Skip the pictures. Reproduce all other material exactly.

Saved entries
start
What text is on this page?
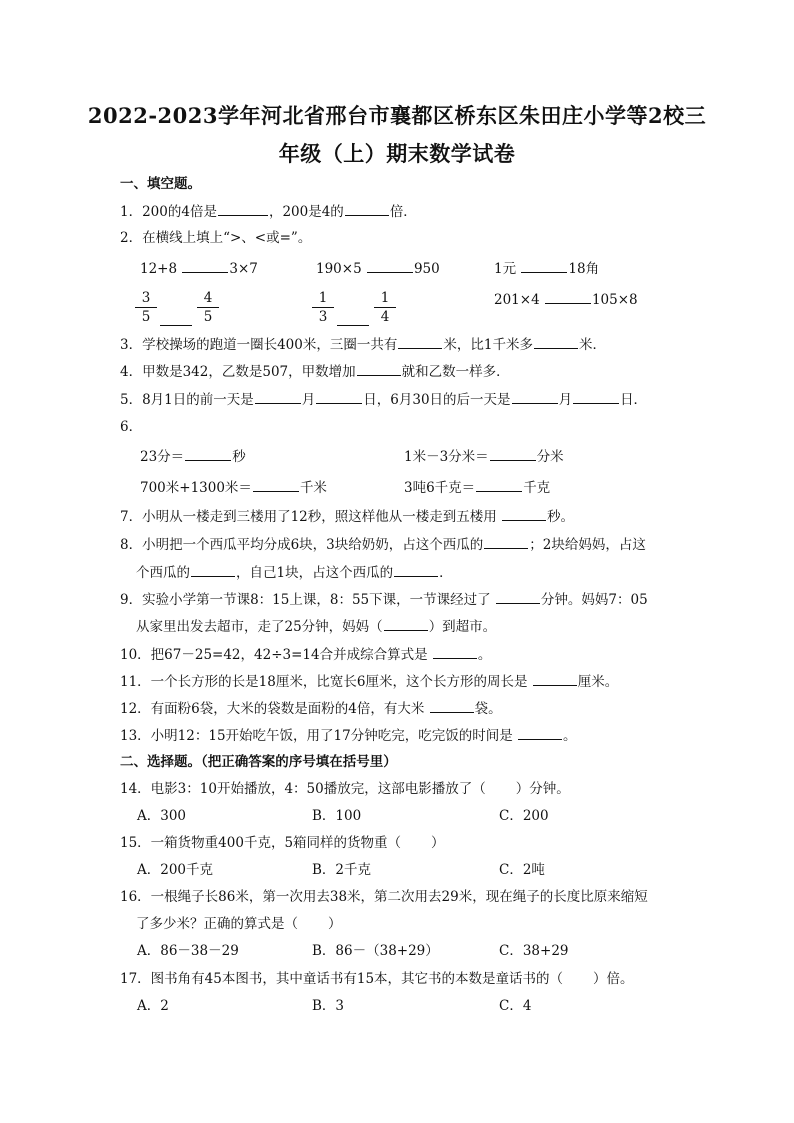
2022-2023学年河北省邢台市襄都区桥东区朱田庄小学等2校三
年级（上）期末数学试卷
一、填空题。
1．200的4倍是	，200是4的	倍．
2．在横线上填上“>、<或=”。
12+8	3×7	190×5	950	1元	18角
$\frac{3}{5}$	$\frac{4}{5}$	$\frac{1}{3}$	$\frac{1}{4}$	201×4	105×8
3．学校操场的跑道一圈长400米，三圈一共有	米，比1千米多	米．
4．甲数是342，乙数是507，甲数增加	就和乙数一样多．
5．8月1日的前一天是	月	日，6月30日的后一天是	月	日．
6．
23分＝	秒	1米－3分米＝	分米
700米+1300米＝	千米	3吨6千克＝	千克
7．小明从一楼走到三楼用了12秒，照这样他从一楼走到五楼用	秒。
8．小明把一个西瓜平均分成6块，3块给奶奶，占这个西瓜的	；2块给妈妈，占这
个西瓜的	，自己1块，占这个西瓜的	．
9．实验小学第一节课8：15上课，8：55下课，一节课经过了	分钟。妈妈7：05
从家里出发去超市，走了25分钟，妈妈（	）到超市。
10．把67－25=42，42÷3=14合并成综合算式是	。
11．一个长方形的长是18厘米，比宽长6厘米，这个长方形的周长是	厘米。
12．有面粉6袋，大米的袋数是面粉的4倍，有大米	袋。
13．小明12：15开始吃午饭，用了17分钟吃完，吃完饭的时间是	。
二、选择题。（把正确答案的序号填在括号里）
14．电影3：10开始播放，4：50播放完，这部电影播放了（ ）分钟。
A．300	B．100	C．200
15．一箱货物重400千克，5箱同样的货物重（ ）
A．200千克	B．2千克	C．2吨
16．一根绳子长86米，第一次用去38米，第二次用去29米，现在绳子的长度比原来缩短
了多少米？正确的算式是（ ）
A．86－38－29	B．86－（38+29）	C．38+29
17．图书角有45本图书，其中童话书有15本，其它书的本数是童话书的（ ）倍。
A．2	B．3	C．4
end
** RESPONSE BELOW **
What text is on this page?
2022-2023学年河北省邢台市襄都区桥东区朱田庄小学等2校三
年级（上）期末数学试卷
一、填空题。
1．200的4倍是	，200是4的	倍．
2．在横线上填上“>、<或=”。
12+8	3×7	190×5	950	1元	18角
$\frac{3}{5}$	$\frac{4}{5}$	$\frac{1}{3}$	$\frac{1}{4}$	201×4	105×8
3．学校操场的跑道一圈长400米，三圈一共有	米，比1千米多	米．
4．甲数是342，乙数是507，甲数增加	就和乙数一样多．
5．8月1日的前一天是	月	日，6月30日的后一天是	月	日．
6．
23分＝	秒	1米－3分米＝	分米
700米+1300米＝	千米	3吨6千克＝	千克
7．小明从一楼走到三楼用了12秒，照这样他从一楼走到五楼用	秒。
8．小明把一个西瓜平均分成6块，3块给奶奶，占这个西瓜的	；2块给妈妈，占这
个西瓜的	，自己1块，占这个西瓜的	．
9．实验小学第一节课8：15上课，8：55下课，一节课经过了	分钟。妈妈7：05
从家里出发去超市，走了25分钟，妈妈（	）到超市。
10．把67－25=42，42÷3=14合并成综合算式是	。
11．一个长方形的长是18厘米，比宽长6厘米，这个长方形的周长是	厘米。
12．有面粉6袋，大米的袋数是面粉的4倍，有大米	袋。
13．小明12：15开始吃午饭，用了17分钟吃完，吃完饭的时间是	。
二、选择题。（把正确答案的序号填在括号里）
14．电影3：10开始播放，4：50播放完，这部电影播放了（ ）分钟。
A．300	B．100	C．200
15．一箱货物重400千克，5箱同样的货物重（ ）
A．200千克	B．2千克	C．2吨
16．一根绳子长86米，第一次用去38米，第二次用去29米，现在绳子的长度比原来缩短
了多少米？正确的算式是（ ）
A．86－38－29	B．86－（38+29）	C．38+29
17．图书角有45本图书，其中童话书有15本，其它书的本数是童话书的（ ）倍。
A．2	B．3	C．4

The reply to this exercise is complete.